* [Estratto]
○ ○ ○ ○

In questa situazione, ci sono state delle differenze tra i media qatarioti e sauditi?
Se si guarda il canale saudita Al Arabiya, il principale rivale di Al Jazeera, hanno offerto una copertura molto più genuina. Hanno mostrato i punti di vista di entrambe le parti. Ma a differenza di Al Jazeera, che ha parlato dei terroristi di Hamas come di un movimento di “resistenza”, Al Arabiya ha ospitato esponenti di Hamas ma facendo loro domande scomode, ad esempio chiedendo loro cosa si aspettassero dopo aver massacrato anziani, donne e bambini il 7 ottobre.
Per il JCPA, lei si è occupata anche di relazioni israelo-curde. Rispetto agli arabi, come sono schierati i curdi su Israele?
Vi è un enorme differenza. I principali oppressori dei curdi sono sempre stati i musulmani arabi, turchi e persiani. Per questo i nazionalisti curdi vedono Israele in maniera diversa, poiché hanno un nemico in comune. E quando parlo di un nemico comune, non mi riferisco a tutti gli arabi, ma ai fascisti e agli islamisti. Gli arabi che ancora oggi non riconoscono a Israele il diritto di esistere spesso sono gli stessi che non riconoscono ai curdi il diritto ad avere un proprio Stato.
Tuttavia, nonostante sostengano Israele, molti curdi hanno troppa paura per esporsi pubblicamente, specialmente se vivono in Iran, in Turchia o in Iraq. E questo nonostante Israele sia l’unico paese al mondo che nel 2017 ha riconosciuto la legittimità del referendum per l’indipendenza del Kurdistan iracheno.

○ ○ ○ ○

* [Dati registrati]

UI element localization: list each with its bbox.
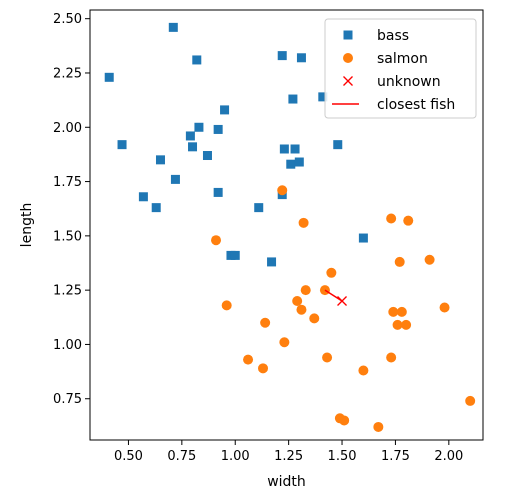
bass-point: [254, 203, 264, 213]
bass-point: [296, 53, 306, 63]
plot-frame: [89, 9, 484, 441]
legend-label: bass: [377, 28, 409, 44]
legend-box: [324, 18, 477, 119]
bass-point: [168, 22, 178, 32]
closest-fish-line: [324, 289, 343, 302]
bass-point: [155, 155, 165, 165]
salmon-point: [211, 235, 222, 246]
y-tick-label: 2.50: [53, 12, 82, 27]
bass-point: [117, 140, 127, 150]
salmon-point: [424, 254, 435, 265]
salmon-point: [439, 302, 450, 313]
bass-point: [294, 157, 304, 167]
x-tick-label: 0.50: [114, 449, 143, 464]
bass-point: [358, 233, 368, 243]
salmon-point: [309, 313, 320, 324]
salmon-point: [300, 285, 311, 296]
bass-point: [286, 159, 296, 169]
x-tick-label: 1.50: [328, 449, 357, 464]
salmon-point: [243, 354, 254, 365]
legend-unknown-marker: [343, 76, 353, 86]
legend: bass salmon unknown closest fish: [324, 18, 477, 119]
x-axis: 0.50 0.75 1.00 1.25 1.50 1.75 2.00: [114, 440, 463, 464]
y-tick-label: 2.00: [53, 121, 82, 136]
x-tick-label: 1.25: [274, 449, 303, 464]
salmon-point: [392, 319, 403, 330]
bass-point: [290, 144, 300, 154]
bass-point: [267, 257, 277, 267]
bass-point: [188, 142, 198, 152]
legend-label: unknown: [377, 74, 441, 90]
bass-point: [151, 203, 161, 213]
salmon-point: [386, 352, 397, 363]
salmon-point: [401, 319, 412, 330]
y-axis-label: length: [19, 203, 35, 248]
salmon-point: [277, 185, 288, 196]
y-tick-label: 1.75: [53, 175, 82, 190]
salmon-point: [292, 296, 303, 307]
salmon-point: [296, 304, 307, 315]
bass-point: [213, 124, 223, 134]
bass-point: [192, 55, 202, 65]
salmon-point: [339, 415, 350, 426]
bass-point: [318, 92, 328, 102]
x-tick-label: 0.75: [167, 449, 196, 464]
x-tick-label: 2.00: [434, 449, 463, 464]
data-marks: [104, 22, 476, 432]
salmon-point: [386, 213, 397, 224]
salmon-point: [279, 337, 290, 348]
salmon-point: [358, 365, 369, 376]
y-tick-label: 1.00: [53, 338, 82, 353]
bass-point: [277, 51, 287, 61]
salmon-point: [326, 267, 337, 278]
y-tick-label: 2.25: [53, 66, 82, 81]
salmon-point: [260, 317, 271, 328]
salmon-point: [388, 306, 399, 317]
bass-point: [138, 192, 148, 202]
salmon-point: [394, 256, 405, 267]
salmon-point: [403, 215, 414, 226]
bass-point: [170, 174, 180, 184]
bass-point: [333, 140, 343, 150]
x-tick-label: 1.75: [381, 449, 410, 464]
salmon-point: [322, 352, 333, 363]
bass-point: [194, 122, 204, 132]
bass-point: [202, 151, 212, 161]
x-tick-label: 1.00: [221, 449, 250, 464]
bass-point: [185, 131, 195, 141]
bass-point: [213, 187, 223, 197]
legend-bass-marker: [343, 30, 353, 40]
legend-label: closest fish: [377, 97, 455, 113]
salmon-point: [373, 421, 384, 432]
salmon-point: [396, 306, 407, 317]
legend-salmon-marker: [343, 53, 353, 63]
y-axis: 0.75 1.00 1.25 1.50 1.75 2.00 2.25 2.50: [53, 12, 90, 407]
bass-point: [279, 144, 289, 154]
bass-point: [230, 250, 240, 260]
legend-label: salmon: [377, 51, 428, 67]
x-axis-label: width: [267, 474, 306, 490]
bass-point: [104, 72, 114, 82]
bass-point: [288, 94, 298, 104]
y-tick-label: 1.50: [53, 229, 82, 244]
salmon-point: [221, 300, 232, 311]
salmon-point: [465, 395, 476, 406]
salmon-point: [298, 217, 309, 228]
y-tick-label: 1.25: [53, 284, 82, 299]
salmon-point: [258, 363, 269, 374]
bass-point: [220, 105, 230, 115]
y-tick-label: 0.75: [53, 392, 82, 407]
unknown-point: [337, 296, 347, 306]
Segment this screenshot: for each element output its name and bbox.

○ ○ ○ ○

* [Compito da svolgere]
Restituisci per intero l'estratto sui media arabi e sui curdi, parola per parola e senza alcuna modifica.

* [Risultato del compito]
In questa situazione, ci sono state delle differenze tra i media qatarioti e sauditi?
Se si guarda il canale saudita Al Arabiya, il principale rivale di Al Jazeera, hanno offerto una copertura molto più genuina. Hanno mostrato i punti di vista di entrambe le parti. Ma a differenza di Al Jazeera, che ha parlato dei terroristi di Hamas come di un movimento di “resistenza”, Al Arabiya ha ospitato esponenti di Hamas ma facendo loro domande scomode, ad esempio chiedendo loro cosa si aspettassero dopo aver massacrato anziani, donne e bambini il 7 ottobre.
Per il JCPA, lei si è occupata anche di relazioni israelo-curde. Rispetto agli arabi, come sono schierati i curdi su Israele?
Vi è un enorme differenza. I principali oppressori dei curdi sono sempre stati i musulmani arabi, turchi e persiani. Per questo i nazionalisti curdi vedono Israele in maniera diversa, poiché hanno un nemico in comune. E quando parlo di un nemico comune, non mi riferisco a tutti gli arabi, ma ai fascisti e agli islamisti. Gli arabi che ancora oggi non riconoscono a Israele il diritto di esistere spesso sono gli stessi che non riconoscono ai curdi il diritto ad avere un proprio Stato.
Tuttavia, nonostante sostengano Israele, molti curdi hanno troppa paura per esporsi pubblicamente, specialmente se vivono in Iran, in Turchia o in Iraq. E questo nonostante Israele sia l’unico paese al mondo che nel 2017 ha riconosciuto la legittimità del referendum per l’indipendenza del Kurdistan iracheno.